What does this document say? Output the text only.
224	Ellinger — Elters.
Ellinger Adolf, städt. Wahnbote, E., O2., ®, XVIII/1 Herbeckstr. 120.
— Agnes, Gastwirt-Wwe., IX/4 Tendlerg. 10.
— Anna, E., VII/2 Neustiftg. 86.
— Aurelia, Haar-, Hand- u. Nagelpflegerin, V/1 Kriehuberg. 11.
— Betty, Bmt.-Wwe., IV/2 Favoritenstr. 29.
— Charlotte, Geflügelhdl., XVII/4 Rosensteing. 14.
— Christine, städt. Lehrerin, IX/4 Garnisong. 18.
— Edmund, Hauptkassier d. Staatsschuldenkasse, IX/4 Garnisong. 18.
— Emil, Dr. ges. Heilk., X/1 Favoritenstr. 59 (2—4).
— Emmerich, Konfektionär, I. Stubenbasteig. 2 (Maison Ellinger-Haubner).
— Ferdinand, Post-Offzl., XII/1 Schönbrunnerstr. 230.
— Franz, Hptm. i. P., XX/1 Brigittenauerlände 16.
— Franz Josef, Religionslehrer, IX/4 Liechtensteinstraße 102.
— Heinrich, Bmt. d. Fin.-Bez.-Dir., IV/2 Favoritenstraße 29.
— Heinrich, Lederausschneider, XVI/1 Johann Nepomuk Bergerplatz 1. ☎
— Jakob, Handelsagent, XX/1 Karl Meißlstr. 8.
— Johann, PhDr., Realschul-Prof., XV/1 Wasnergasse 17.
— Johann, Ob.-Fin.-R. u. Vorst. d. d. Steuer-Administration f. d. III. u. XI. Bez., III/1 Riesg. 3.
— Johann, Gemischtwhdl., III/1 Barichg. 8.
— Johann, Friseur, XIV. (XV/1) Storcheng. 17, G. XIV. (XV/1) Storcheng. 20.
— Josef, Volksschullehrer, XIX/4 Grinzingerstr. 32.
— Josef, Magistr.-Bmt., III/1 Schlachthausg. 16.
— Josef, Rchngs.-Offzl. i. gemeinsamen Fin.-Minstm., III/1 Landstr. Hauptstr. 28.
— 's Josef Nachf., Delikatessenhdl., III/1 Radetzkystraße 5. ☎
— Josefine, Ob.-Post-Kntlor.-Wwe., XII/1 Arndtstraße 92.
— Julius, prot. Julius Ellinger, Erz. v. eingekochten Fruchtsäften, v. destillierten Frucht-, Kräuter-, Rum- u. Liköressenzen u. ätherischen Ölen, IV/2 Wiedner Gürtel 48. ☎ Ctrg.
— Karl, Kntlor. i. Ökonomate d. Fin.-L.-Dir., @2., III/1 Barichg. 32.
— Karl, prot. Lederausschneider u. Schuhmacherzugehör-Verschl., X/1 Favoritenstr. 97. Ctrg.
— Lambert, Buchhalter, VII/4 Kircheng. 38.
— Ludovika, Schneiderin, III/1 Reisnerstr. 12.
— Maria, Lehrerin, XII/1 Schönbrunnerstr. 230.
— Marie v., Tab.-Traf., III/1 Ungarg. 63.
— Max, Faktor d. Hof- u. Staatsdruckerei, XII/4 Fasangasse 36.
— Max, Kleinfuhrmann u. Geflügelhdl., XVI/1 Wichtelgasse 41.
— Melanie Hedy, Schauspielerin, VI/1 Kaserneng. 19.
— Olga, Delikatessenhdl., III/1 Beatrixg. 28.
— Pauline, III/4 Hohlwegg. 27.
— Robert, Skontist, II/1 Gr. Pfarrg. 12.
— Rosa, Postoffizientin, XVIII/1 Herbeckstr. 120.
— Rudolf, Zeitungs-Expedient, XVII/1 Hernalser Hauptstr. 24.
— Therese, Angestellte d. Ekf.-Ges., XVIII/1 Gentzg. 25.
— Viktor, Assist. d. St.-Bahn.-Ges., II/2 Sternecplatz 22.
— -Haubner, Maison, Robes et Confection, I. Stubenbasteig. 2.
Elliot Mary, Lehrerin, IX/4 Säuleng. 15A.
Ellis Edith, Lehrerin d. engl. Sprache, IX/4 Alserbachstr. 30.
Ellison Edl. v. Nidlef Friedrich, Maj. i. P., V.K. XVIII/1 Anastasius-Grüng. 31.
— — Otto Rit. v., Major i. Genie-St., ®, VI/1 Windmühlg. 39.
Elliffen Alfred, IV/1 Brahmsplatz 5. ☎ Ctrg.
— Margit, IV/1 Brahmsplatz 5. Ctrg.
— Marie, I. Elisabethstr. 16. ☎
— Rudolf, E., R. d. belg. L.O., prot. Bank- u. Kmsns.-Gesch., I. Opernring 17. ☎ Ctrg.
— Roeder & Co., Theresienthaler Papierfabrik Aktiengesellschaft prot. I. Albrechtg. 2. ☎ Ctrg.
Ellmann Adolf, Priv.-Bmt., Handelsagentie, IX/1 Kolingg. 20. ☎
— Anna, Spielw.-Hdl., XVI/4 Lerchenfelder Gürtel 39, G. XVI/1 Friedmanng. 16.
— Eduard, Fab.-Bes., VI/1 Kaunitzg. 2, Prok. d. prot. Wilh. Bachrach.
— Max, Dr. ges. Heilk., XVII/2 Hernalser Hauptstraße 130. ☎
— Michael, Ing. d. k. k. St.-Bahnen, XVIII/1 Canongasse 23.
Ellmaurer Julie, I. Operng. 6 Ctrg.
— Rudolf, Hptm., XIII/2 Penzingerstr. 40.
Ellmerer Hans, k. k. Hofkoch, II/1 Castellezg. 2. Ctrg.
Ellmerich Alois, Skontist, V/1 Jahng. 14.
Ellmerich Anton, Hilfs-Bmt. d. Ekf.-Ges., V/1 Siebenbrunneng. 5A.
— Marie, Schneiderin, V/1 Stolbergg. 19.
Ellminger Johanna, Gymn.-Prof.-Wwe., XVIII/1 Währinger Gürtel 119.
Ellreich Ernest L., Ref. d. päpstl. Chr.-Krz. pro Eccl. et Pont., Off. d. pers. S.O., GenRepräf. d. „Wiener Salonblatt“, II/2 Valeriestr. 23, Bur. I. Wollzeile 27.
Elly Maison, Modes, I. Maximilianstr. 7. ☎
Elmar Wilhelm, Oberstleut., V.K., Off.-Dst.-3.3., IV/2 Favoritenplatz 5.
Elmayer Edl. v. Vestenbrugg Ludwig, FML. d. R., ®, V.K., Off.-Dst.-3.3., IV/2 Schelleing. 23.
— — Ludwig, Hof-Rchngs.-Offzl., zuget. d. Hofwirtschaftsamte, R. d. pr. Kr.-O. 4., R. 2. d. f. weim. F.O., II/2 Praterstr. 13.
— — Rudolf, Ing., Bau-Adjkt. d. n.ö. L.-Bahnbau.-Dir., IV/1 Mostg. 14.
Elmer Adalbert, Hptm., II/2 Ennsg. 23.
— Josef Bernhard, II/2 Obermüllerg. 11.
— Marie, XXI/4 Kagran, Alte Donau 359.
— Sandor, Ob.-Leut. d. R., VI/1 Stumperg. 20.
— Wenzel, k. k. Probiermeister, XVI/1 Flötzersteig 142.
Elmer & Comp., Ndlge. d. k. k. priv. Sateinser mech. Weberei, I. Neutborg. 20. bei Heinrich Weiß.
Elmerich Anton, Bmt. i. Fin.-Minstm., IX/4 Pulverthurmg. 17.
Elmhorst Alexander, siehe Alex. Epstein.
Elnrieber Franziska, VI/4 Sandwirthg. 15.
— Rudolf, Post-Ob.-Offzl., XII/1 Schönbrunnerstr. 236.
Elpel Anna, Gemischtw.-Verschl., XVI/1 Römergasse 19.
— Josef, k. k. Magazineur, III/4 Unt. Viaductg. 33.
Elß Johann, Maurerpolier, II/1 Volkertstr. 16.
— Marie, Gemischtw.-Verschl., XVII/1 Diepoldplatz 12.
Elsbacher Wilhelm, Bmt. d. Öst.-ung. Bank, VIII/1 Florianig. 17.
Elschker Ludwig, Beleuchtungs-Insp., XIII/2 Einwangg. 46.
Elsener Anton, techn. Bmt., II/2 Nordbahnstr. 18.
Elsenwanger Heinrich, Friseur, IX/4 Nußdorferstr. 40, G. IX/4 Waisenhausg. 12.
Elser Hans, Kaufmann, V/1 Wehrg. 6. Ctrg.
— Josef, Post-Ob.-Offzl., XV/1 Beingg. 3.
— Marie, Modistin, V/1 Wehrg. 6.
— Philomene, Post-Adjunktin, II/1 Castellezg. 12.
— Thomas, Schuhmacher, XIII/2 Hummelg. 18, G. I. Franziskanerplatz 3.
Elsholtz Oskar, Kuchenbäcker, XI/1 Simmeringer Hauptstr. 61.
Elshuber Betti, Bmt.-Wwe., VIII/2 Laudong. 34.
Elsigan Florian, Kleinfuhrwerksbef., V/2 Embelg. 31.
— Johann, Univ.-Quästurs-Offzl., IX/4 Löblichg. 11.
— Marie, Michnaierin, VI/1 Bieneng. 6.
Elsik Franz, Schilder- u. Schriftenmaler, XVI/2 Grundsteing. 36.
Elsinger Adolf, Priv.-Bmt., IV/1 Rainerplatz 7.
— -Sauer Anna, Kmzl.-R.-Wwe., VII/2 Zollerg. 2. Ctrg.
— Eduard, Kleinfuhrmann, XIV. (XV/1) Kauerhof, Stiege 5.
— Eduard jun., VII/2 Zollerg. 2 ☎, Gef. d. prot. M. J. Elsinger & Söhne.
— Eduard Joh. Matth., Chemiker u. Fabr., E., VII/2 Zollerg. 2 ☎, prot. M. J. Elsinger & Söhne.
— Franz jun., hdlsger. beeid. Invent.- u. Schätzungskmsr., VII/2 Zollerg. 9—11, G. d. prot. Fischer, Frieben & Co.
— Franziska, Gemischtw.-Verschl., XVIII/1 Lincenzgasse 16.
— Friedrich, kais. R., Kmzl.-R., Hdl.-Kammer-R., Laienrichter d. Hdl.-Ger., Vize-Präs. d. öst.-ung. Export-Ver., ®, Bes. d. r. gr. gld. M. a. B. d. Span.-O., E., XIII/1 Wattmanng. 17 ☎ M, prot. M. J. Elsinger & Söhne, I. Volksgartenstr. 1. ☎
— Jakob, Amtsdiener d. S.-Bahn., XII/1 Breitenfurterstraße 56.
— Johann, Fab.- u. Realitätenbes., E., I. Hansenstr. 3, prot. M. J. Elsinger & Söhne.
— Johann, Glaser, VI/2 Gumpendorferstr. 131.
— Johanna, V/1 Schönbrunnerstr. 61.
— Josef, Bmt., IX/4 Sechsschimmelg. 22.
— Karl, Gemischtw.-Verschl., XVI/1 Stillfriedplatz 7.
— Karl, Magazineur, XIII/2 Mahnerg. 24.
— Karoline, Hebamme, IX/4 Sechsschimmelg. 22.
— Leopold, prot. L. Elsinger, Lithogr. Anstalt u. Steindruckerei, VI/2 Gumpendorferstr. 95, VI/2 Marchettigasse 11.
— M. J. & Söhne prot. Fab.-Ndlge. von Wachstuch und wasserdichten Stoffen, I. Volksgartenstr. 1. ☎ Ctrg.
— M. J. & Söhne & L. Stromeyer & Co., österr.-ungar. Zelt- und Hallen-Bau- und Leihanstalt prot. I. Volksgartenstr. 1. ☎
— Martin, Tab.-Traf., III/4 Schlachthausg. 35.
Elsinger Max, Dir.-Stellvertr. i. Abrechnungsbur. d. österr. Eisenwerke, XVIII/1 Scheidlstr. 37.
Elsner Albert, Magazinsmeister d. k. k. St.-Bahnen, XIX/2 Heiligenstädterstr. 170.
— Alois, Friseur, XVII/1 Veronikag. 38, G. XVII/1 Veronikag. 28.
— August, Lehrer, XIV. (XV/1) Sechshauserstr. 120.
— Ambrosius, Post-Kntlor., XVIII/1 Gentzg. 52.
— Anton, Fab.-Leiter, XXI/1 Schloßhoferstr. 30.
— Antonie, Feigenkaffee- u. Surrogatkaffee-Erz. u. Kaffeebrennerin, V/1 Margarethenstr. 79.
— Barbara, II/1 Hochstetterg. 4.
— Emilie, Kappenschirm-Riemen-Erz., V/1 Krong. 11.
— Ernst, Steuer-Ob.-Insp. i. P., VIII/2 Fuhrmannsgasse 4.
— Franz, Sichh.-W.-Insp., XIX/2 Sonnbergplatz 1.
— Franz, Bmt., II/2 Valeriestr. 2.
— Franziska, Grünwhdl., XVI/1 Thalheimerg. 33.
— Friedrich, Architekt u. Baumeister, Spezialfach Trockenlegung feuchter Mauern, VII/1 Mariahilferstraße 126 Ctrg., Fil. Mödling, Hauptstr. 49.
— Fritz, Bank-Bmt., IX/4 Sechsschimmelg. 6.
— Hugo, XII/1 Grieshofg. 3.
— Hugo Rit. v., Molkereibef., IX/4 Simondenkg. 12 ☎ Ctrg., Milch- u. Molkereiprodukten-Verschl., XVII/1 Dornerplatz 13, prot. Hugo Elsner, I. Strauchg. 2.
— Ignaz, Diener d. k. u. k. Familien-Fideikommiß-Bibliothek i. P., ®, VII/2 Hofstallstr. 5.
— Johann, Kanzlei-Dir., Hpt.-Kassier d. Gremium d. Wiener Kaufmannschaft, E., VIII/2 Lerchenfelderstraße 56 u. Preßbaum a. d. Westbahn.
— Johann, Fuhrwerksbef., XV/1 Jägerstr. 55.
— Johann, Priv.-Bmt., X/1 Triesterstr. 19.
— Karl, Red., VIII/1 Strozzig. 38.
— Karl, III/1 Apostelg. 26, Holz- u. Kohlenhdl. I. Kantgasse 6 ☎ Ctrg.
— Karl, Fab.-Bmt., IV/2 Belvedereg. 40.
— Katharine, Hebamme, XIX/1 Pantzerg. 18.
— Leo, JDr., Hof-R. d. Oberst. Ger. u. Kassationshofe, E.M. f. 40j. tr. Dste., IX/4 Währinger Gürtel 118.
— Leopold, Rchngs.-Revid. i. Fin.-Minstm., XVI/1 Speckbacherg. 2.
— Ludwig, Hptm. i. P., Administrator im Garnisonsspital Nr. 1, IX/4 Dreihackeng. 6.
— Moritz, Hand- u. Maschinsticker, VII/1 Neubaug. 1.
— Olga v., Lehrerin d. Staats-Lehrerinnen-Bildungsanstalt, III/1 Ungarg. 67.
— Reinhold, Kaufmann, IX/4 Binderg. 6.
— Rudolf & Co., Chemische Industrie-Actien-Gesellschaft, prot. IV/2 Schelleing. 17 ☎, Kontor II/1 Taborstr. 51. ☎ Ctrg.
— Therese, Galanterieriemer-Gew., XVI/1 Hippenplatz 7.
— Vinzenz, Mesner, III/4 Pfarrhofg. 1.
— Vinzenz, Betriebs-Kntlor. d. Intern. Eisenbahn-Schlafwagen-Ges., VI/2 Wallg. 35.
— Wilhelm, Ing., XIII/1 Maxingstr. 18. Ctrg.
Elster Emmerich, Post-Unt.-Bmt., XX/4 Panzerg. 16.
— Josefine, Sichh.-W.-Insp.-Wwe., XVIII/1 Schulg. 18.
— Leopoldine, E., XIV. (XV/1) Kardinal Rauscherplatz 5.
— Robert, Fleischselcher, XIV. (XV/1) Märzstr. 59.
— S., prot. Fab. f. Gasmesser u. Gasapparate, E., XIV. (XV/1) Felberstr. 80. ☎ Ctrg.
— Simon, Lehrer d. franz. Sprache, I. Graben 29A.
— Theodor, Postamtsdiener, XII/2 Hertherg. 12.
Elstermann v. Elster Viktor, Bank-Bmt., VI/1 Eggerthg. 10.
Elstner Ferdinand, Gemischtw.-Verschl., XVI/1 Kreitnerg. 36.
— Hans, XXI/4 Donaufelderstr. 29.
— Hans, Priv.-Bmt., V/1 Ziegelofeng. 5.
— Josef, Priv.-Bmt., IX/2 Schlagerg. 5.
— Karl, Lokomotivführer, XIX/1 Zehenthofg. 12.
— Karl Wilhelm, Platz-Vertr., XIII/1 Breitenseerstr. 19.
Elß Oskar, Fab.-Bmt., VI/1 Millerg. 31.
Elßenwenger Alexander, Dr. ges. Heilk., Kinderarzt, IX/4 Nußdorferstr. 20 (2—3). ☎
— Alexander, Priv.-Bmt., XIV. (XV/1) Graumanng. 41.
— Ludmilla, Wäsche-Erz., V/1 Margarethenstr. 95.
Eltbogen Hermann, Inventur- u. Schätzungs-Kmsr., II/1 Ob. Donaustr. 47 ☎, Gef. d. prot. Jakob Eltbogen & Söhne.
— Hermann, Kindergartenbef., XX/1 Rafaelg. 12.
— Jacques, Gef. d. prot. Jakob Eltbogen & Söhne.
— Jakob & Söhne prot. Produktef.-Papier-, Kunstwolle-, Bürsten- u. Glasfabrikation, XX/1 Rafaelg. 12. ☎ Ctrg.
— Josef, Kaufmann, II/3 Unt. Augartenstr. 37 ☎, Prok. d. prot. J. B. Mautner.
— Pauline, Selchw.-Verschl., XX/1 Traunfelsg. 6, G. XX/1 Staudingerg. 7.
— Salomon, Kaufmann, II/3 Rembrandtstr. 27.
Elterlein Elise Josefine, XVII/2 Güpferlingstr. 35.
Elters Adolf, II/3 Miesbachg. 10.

----------

**Given task:** From the data, collect all lines where the string "Josefine" appears.

**Result of this exercise:**
— Josefine, Ob.-Post-Kntlor.-Wwe., XII/1 Arndtstraße 92.
— Josefine, Sichh.-W.-Insp.-Wwe., XVIII/1 Schulg. 18.
Elterlein Elise Josefine, XVII/2 Güpferlingstr. 35.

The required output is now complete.